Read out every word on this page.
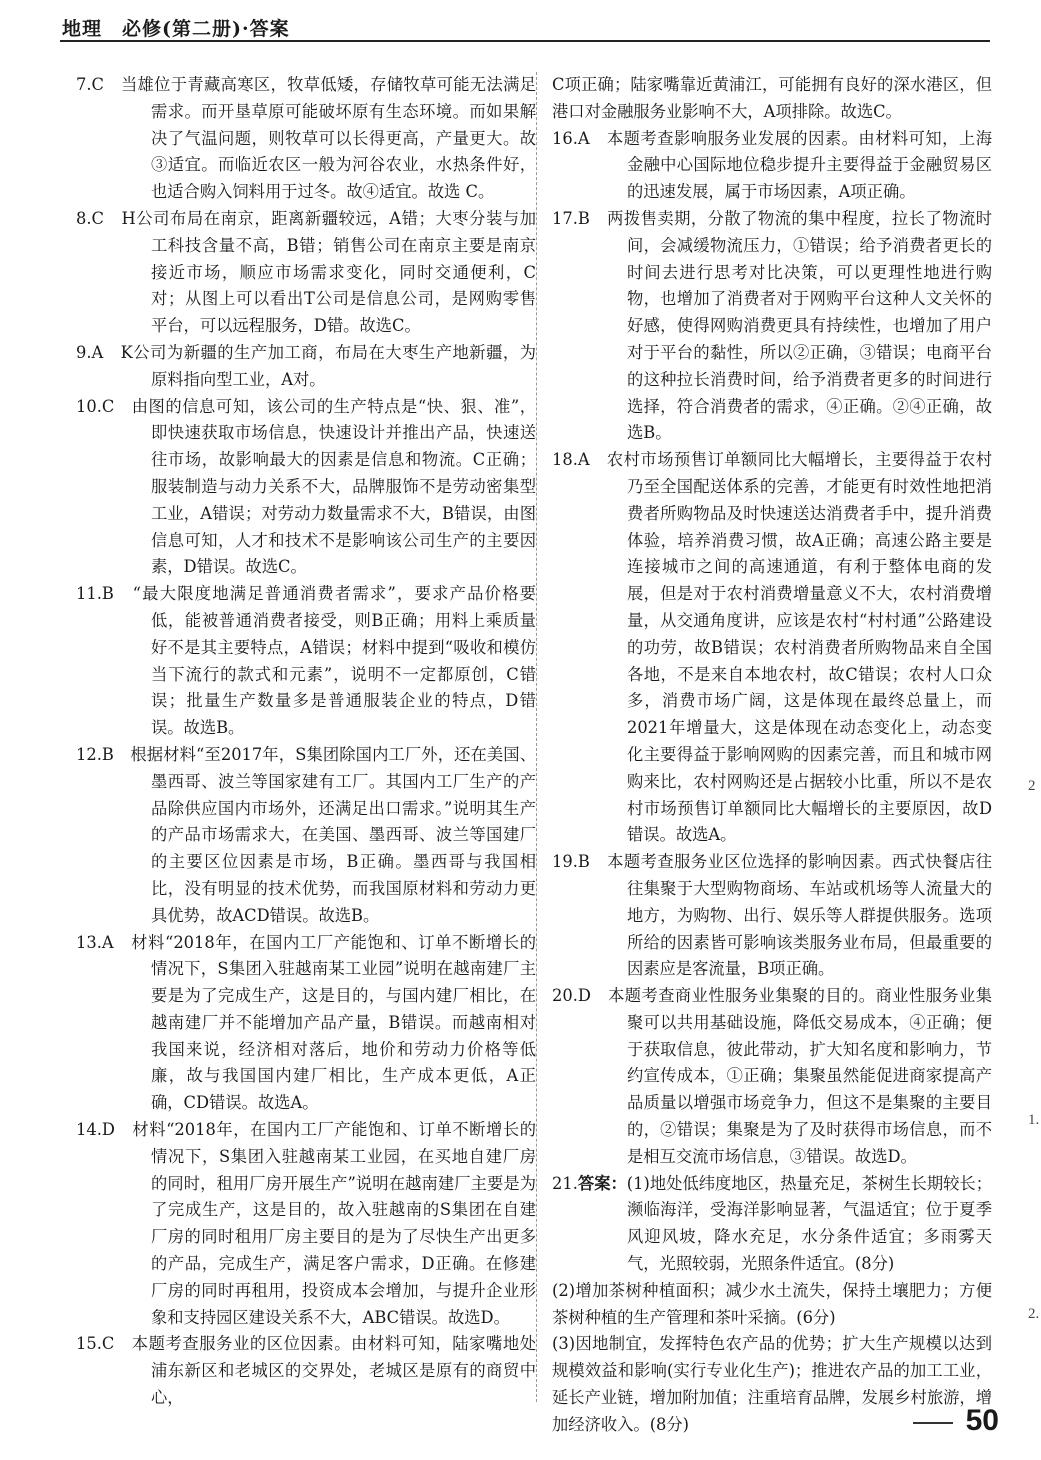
地理　必修(第二册)·答案

7.C　当雄位于青藏高寒区，牧草低矮，存储牧草可能无法满足需求。而开垦草原可能破坏原有生态环境。而如果解决了气温问题，则牧草可以长得更高，产量更大。故③适宜。而临近农区一般为河谷农业，水热条件好，也适合购入饲料用于过冬。故④适宜。故选 C。

8.C　H公司布局在南京，距离新疆较远，A错；大枣分装与加工科技含量不高，B错；销售公司在南京主要是南京接近市场，顺应市场需求变化，同时交通便利，C对；从图上可以看出T公司是信息公司，是网购零售平台，可以远程服务，D错。故选C。

9.A　K公司为新疆的生产加工商，布局在大枣生产地新疆，为原料指向型工业，A对。

10.C　由图的信息可知，该公司的生产特点是“快、狠、准”，即快速获取市场信息，快速设计并推出产品，快速送往市场，故影响最大的因素是信息和物流。C正确；服装制造与动力关系不大，品牌服饰不是劳动密集型工业，A错误；对劳动力数量需求不大，B错误，由图信息可知，人才和技术不是影响该公司生产的主要因素，D错误。故选C。

11.B　“最大限度地满足普通消费者需求”，要求产品价格要低，能被普通消费者接受，则B正确；用料上乘质量好不是其主要特点，A错误；材料中提到“吸收和模仿当下流行的款式和元素”，说明不一定都原创，C错误；批量生产数量多是普通服装企业的特点，D错误。故选B。

12.B　根据材料“至2017年，S集团除国内工厂外，还在美国、墨西哥、波兰等国家建有工厂。其国内工厂生产的产品除供应国内市场外，还满足出口需求。”说明其生产的产品市场需求大，在美国、墨西哥、波兰等国建厂的主要区位因素是市场，B正确。墨西哥与我国相比，没有明显的技术优势，而我国原材料和劳动力更具优势，故ACD错误。故选B。

13.A　材料“2018年，在国内工厂产能饱和、订单不断增长的情况下，S集团入驻越南某工业园”说明在越南建厂主要是为了完成生产，这是目的，与国内建厂相比，在越南建厂并不能增加产品产量，B错误。而越南相对我国来说，经济相对落后，地价和劳动力价格等低廉，故与我国国内建厂相比，生产成本更低，A正确，CD错误。故选A。

14.D　材料“2018年，在国内工厂产能饱和、订单不断增长的情况下，S集团入驻越南某工业园，在买地自建厂房的同时，租用厂房开展生产”说明在越南建厂主要是为了完成生产，这是目的，故入驻越南的S集团在自建厂房的同时租用厂房主要目的是为了尽快生产出更多的产品，完成生产，满足客户需求，D正确。在修建厂房的同时再租用，投资成本会增加，与提升企业形象和支持园区建设关系不大，ABC错误。故选D。

15.C　本题考查服务业的区位因素。由材料可知，陆家嘴地处浦东新区和老城区的交界处，老城区是原有的商贸中心，

C项正确；陆家嘴靠近黄浦江，可能拥有良好的深水港区，但港口对金融服务业影响不大，A项排除。故选C。

16.A　本题考查影响服务业发展的因素。由材料可知，上海金融中心国际地位稳步提升主要得益于金融贸易区的迅速发展，属于市场因素，A项正确。

17.B　两拨售卖期，分散了物流的集中程度，拉长了物流时间，会减缓物流压力，①错误；给予消费者更长的时间去进行思考对比决策，可以更理性地进行购物，也增加了消费者对于网购平台这种人文关怀的好感，使得网购消费更具有持续性，也增加了用户对于平台的黏性，所以②正确，③错误；电商平台的这种拉长消费时间，给予消费者更多的时间进行选择，符合消费者的需求，④正确。②④正确，故选B。

18.A　农村市场预售订单额同比大幅增长，主要得益于农村乃至全国配送体系的完善，才能更有时效性地把消费者所购物品及时快速送达消费者手中，提升消费体验，培养消费习惯，故A正确；高速公路主要是连接城市之间的高速通道，有利于整体电商的发展，但是对于农村消费增量意义不大，农村消费增量，从交通角度讲，应该是农村“村村通”公路建设的功劳，故B错误；农村消费者所购物品来自全国各地，不是来自本地农村，故C错误；农村人口众多，消费市场广阔，这是体现在最终总量上，而2021年增量大，这是体现在动态变化上，动态变化主要得益于影响网购的因素完善，而且和城市网购来比，农村网购还是占据较小比重，所以不是农村市场预售订单额同比大幅增长的主要原因，故D错误。故选A。

19.B　本题考查服务业区位选择的影响因素。西式快餐店往往集聚于大型购物商场、车站或机场等人流量大的地方，为购物、出行、娱乐等人群提供服务。选项所给的因素皆可影响该类服务业布局，但最重要的因素应是客流量，B项正确。

20.D　本题考查商业性服务业集聚的目的。商业性服务业集聚可以共用基础设施，降低交易成本，④正确；便于获取信息，彼此带动，扩大知名度和影响力，节约宣传成本，①正确；集聚虽然能促进商家提高产品质量以增强市场竞争力，但这不是集聚的主要目的，②错误；集聚是为了及时获得市场信息，而不是相互交流市场信息，③错误。故选D。

21.答案：(1)地处低纬度地区，热量充足，茶树生长期较长；濒临海洋，受海洋影响显著，气温适宜；位于夏季风迎风坡，降水充足，水分条件适宜；多雨雾天气，光照较弱，光照条件适宜。(8分)

(2)增加茶树种植面积；减少水土流失，保持土壤肥力；方便茶树种植的生产管理和茶叶采摘。(6分)

(3)因地制宜，发挥特色农产品的优势；扩大生产规模以达到规模效益和影响(实行专业化生产)；推进农产品的加工工业，延长产业链，增加附加值；注重培育品牌，发展乡村旅游，增加经济收入。(8分)

2
1.
2.
50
________________
* Written instruction
Take the listing and print it again exactly, but without any pictures.

* Answer for this exercise
Read out every word on this page.
地理　必修(第二册)·答案

7.C　当雄位于青藏高寒区，牧草低矮，存储牧草可能无法满足需求。而开垦草原可能破坏原有生态环境。而如果解决了气温问题，则牧草可以长得更高，产量更大。故③适宜。而临近农区一般为河谷农业，水热条件好，也适合购入饲料用于过冬。故④适宜。故选 C。

8.C　H公司布局在南京，距离新疆较远，A错；大枣分装与加工科技含量不高，B错；销售公司在南京主要是南京接近市场，顺应市场需求变化，同时交通便利，C对；从图上可以看出T公司是信息公司，是网购零售平台，可以远程服务，D错。故选C。

9.A　K公司为新疆的生产加工商，布局在大枣生产地新疆，为原料指向型工业，A对。

10.C　由图的信息可知，该公司的生产特点是“快、狠、准”，即快速获取市场信息，快速设计并推出产品，快速送往市场，故影响最大的因素是信息和物流。C正确；服装制造与动力关系不大，品牌服饰不是劳动密集型工业，A错误；对劳动力数量需求不大，B错误，由图信息可知，人才和技术不是影响该公司生产的主要因素，D错误。故选C。

11.B　“最大限度地满足普通消费者需求”，要求产品价格要低，能被普通消费者接受，则B正确；用料上乘质量好不是其主要特点，A错误；材料中提到“吸收和模仿当下流行的款式和元素”，说明不一定都原创，C错误；批量生产数量多是普通服装企业的特点，D错误。故选B。

12.B　根据材料“至2017年，S集团除国内工厂外，还在美国、墨西哥、波兰等国家建有工厂。其国内工厂生产的产品除供应国内市场外，还满足出口需求。”说明其生产的产品市场需求大，在美国、墨西哥、波兰等国建厂的主要区位因素是市场，B正确。墨西哥与我国相比，没有明显的技术优势，而我国原材料和劳动力更具优势，故ACD错误。故选B。

13.A　材料“2018年，在国内工厂产能饱和、订单不断增长的情况下，S集团入驻越南某工业园”说明在越南建厂主要是为了完成生产，这是目的，与国内建厂相比，在越南建厂并不能增加产品产量，B错误。而越南相对我国来说，经济相对落后，地价和劳动力价格等低廉，故与我国国内建厂相比，生产成本更低，A正确，CD错误。故选A。

14.D　材料“2018年，在国内工厂产能饱和、订单不断增长的情况下，S集团入驻越南某工业园，在买地自建厂房的同时，租用厂房开展生产”说明在越南建厂主要是为了完成生产，这是目的，故入驻越南的S集团在自建厂房的同时租用厂房主要目的是为了尽快生产出更多的产品，完成生产，满足客户需求，D正确。在修建厂房的同时再租用，投资成本会增加，与提升企业形象和支持园区建设关系不大，ABC错误。故选D。

15.C　本题考查服务业的区位因素。由材料可知，陆家嘴地处浦东新区和老城区的交界处，老城区是原有的商贸中心，

C项正确；陆家嘴靠近黄浦江，可能拥有良好的深水港区，但港口对金融服务业影响不大，A项排除。故选C。

16.A　本题考查影响服务业发展的因素。由材料可知，上海金融中心国际地位稳步提升主要得益于金融贸易区的迅速发展，属于市场因素，A项正确。

17.B　两拨售卖期，分散了物流的集中程度，拉长了物流时间，会减缓物流压力，①错误；给予消费者更长的时间去进行思考对比决策，可以更理性地进行购物，也增加了消费者对于网购平台这种人文关怀的好感，使得网购消费更具有持续性，也增加了用户对于平台的黏性，所以②正确，③错误；电商平台的这种拉长消费时间，给予消费者更多的时间进行选择，符合消费者的需求，④正确。②④正确，故选B。

18.A　农村市场预售订单额同比大幅增长，主要得益于农村乃至全国配送体系的完善，才能更有时效性地把消费者所购物品及时快速送达消费者手中，提升消费体验，培养消费习惯，故A正确；高速公路主要是连接城市之间的高速通道，有利于整体电商的发展，但是对于农村消费增量意义不大，农村消费增量，从交通角度讲，应该是农村“村村通”公路建设的功劳，故B错误；农村消费者所购物品来自全国各地，不是来自本地农村，故C错误；农村人口众多，消费市场广阔，这是体现在最终总量上，而2021年增量大，这是体现在动态变化上，动态变化主要得益于影响网购的因素完善，而且和城市网购来比，农村网购还是占据较小比重，所以不是农村市场预售订单额同比大幅增长的主要原因，故D错误。故选A。

19.B　本题考查服务业区位选择的影响因素。西式快餐店往往集聚于大型购物商场、车站或机场等人流量大的地方，为购物、出行、娱乐等人群提供服务。选项所给的因素皆可影响该类服务业布局，但最重要的因素应是客流量，B项正确。

20.D　本题考查商业性服务业集聚的目的。商业性服务业集聚可以共用基础设施，降低交易成本，④正确；便于获取信息，彼此带动，扩大知名度和影响力，节约宣传成本，①正确；集聚虽然能促进商家提高产品质量以增强市场竞争力，但这不是集聚的主要目的，②错误；集聚是为了及时获得市场信息，而不是相互交流市场信息，③错误。故选D。

21.答案：(1)地处低纬度地区，热量充足，茶树生长期较长；濒临海洋，受海洋影响显著，气温适宜；位于夏季风迎风坡，降水充足，水分条件适宜；多雨雾天气，光照较弱，光照条件适宜。(8分)

(2)增加茶树种植面积；减少水土流失，保持土壤肥力；方便茶树种植的生产管理和茶叶采摘。(6分)

(3)因地制宜，发挥特色农产品的优势；扩大生产规模以达到规模效益和影响(实行专业化生产)；推进农产品的加工工业，延长产业链，增加附加值；注重培育品牌，发展乡村旅游，增加经济收入。(8分)

2
1.
2.
50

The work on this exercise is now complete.